EXERCISE OBJECTIVE :: Copy out every line in which the string "متعلق" occurs.

DATA FOR THIS TASK ::
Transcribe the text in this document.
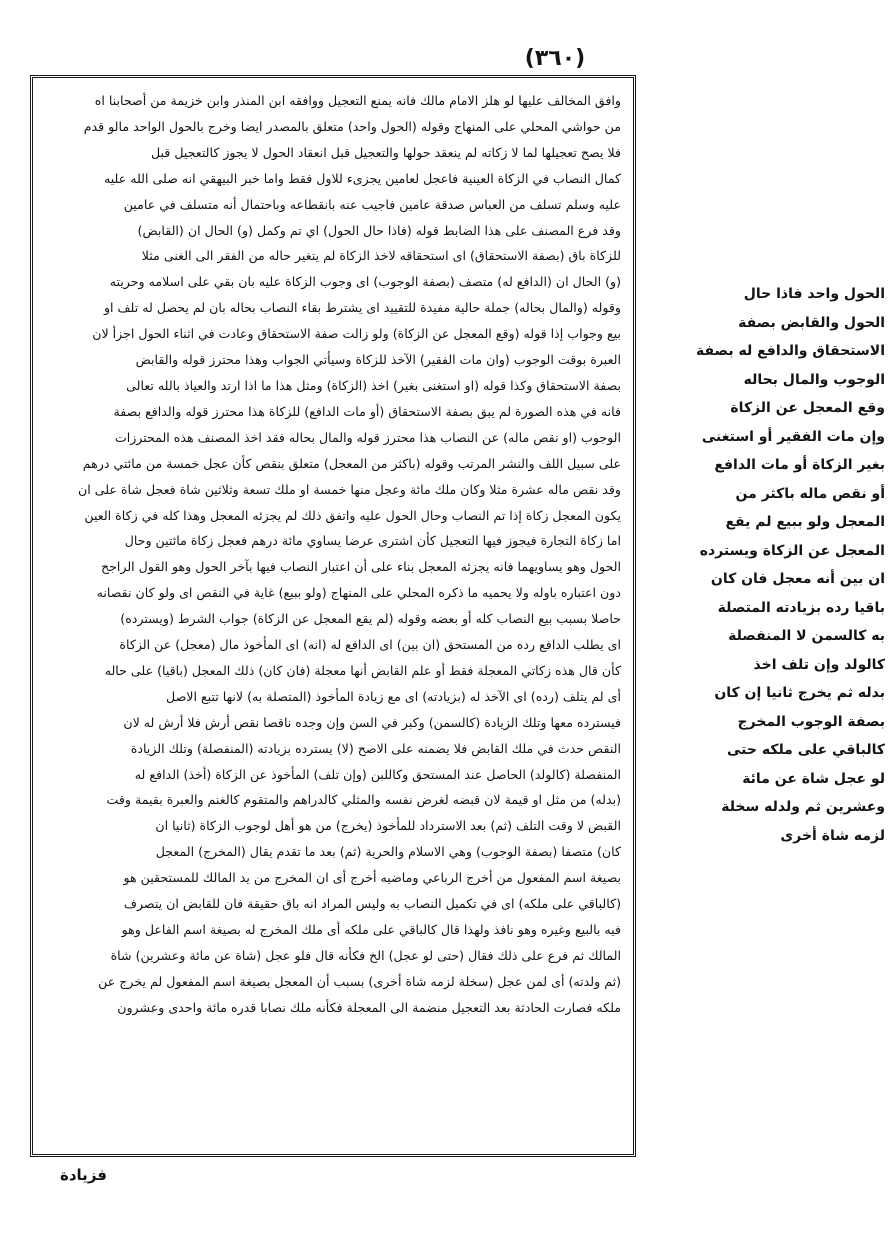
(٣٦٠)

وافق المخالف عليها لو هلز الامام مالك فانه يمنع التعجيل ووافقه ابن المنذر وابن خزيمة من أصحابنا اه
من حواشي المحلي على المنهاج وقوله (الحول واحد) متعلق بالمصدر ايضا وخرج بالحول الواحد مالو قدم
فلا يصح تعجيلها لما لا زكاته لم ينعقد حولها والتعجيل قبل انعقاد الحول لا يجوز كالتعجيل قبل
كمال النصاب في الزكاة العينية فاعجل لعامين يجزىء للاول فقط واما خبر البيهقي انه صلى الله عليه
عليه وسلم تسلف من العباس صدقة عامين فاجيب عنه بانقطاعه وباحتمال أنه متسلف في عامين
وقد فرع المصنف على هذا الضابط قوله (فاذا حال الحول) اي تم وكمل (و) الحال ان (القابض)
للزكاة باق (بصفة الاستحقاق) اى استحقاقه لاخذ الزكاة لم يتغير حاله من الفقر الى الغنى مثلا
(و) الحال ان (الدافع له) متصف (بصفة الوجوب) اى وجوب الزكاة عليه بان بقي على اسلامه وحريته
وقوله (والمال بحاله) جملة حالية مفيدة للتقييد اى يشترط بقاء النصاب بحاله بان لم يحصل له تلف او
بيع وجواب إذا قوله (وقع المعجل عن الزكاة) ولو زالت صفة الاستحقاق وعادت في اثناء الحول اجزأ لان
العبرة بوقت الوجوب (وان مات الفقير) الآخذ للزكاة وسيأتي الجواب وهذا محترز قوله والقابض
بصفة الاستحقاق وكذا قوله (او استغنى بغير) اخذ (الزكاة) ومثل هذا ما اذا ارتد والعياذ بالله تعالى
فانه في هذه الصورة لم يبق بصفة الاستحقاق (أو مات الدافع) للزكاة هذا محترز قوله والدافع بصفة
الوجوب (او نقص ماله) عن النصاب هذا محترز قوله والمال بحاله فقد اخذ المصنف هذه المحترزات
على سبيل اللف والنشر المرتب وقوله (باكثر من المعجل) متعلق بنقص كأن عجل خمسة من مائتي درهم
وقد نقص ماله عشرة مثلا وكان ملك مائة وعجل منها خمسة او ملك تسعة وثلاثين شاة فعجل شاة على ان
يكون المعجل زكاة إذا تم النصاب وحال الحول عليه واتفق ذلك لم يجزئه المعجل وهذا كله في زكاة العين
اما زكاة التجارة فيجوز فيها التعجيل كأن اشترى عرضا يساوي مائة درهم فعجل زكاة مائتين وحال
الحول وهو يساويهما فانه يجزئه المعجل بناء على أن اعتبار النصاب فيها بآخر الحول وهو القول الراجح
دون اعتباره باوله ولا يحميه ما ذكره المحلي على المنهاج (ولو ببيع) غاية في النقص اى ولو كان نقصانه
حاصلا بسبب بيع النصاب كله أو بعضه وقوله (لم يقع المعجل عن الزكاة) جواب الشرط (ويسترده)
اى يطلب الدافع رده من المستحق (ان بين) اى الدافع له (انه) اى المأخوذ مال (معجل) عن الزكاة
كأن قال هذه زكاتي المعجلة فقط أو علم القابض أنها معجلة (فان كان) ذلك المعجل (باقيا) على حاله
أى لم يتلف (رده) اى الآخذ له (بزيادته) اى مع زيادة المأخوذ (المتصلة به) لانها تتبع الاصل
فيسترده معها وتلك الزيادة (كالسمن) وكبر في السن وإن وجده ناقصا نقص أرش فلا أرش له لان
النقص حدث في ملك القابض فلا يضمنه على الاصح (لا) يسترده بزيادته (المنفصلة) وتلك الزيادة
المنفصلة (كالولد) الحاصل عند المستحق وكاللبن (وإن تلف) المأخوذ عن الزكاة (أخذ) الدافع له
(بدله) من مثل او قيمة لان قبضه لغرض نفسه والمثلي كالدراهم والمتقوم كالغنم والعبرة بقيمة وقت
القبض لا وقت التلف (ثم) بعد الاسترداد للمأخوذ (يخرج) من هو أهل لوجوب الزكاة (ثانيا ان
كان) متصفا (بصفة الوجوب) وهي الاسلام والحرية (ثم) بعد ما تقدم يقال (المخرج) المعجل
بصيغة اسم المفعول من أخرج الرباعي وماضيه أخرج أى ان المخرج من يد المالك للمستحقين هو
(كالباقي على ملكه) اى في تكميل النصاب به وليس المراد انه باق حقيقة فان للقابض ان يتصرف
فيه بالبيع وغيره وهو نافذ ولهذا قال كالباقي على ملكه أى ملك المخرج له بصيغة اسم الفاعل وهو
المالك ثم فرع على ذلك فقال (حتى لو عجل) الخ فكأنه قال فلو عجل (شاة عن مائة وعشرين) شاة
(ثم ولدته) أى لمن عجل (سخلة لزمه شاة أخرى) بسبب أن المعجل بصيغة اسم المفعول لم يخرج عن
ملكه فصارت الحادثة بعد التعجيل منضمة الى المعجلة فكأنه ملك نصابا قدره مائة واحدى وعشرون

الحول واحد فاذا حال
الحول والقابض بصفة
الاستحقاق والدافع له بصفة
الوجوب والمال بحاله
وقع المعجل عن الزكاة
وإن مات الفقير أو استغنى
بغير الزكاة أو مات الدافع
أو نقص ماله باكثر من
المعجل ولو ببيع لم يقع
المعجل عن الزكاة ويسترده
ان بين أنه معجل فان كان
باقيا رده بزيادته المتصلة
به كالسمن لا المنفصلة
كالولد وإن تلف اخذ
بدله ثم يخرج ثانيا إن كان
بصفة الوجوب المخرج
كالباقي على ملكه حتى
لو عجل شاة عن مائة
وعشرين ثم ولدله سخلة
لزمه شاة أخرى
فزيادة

COMPLETED EXERCISE ::
من حواشي المحلي على المنهاج وقوله (الحول واحد) متعلق بالمصدر ايضا وخرج بالحول الواحد مالو قدم
على سبيل اللف والنشر المرتب وقوله (باكثر من المعجل) متعلق بنقص كأن عجل خمسة من مائتي درهم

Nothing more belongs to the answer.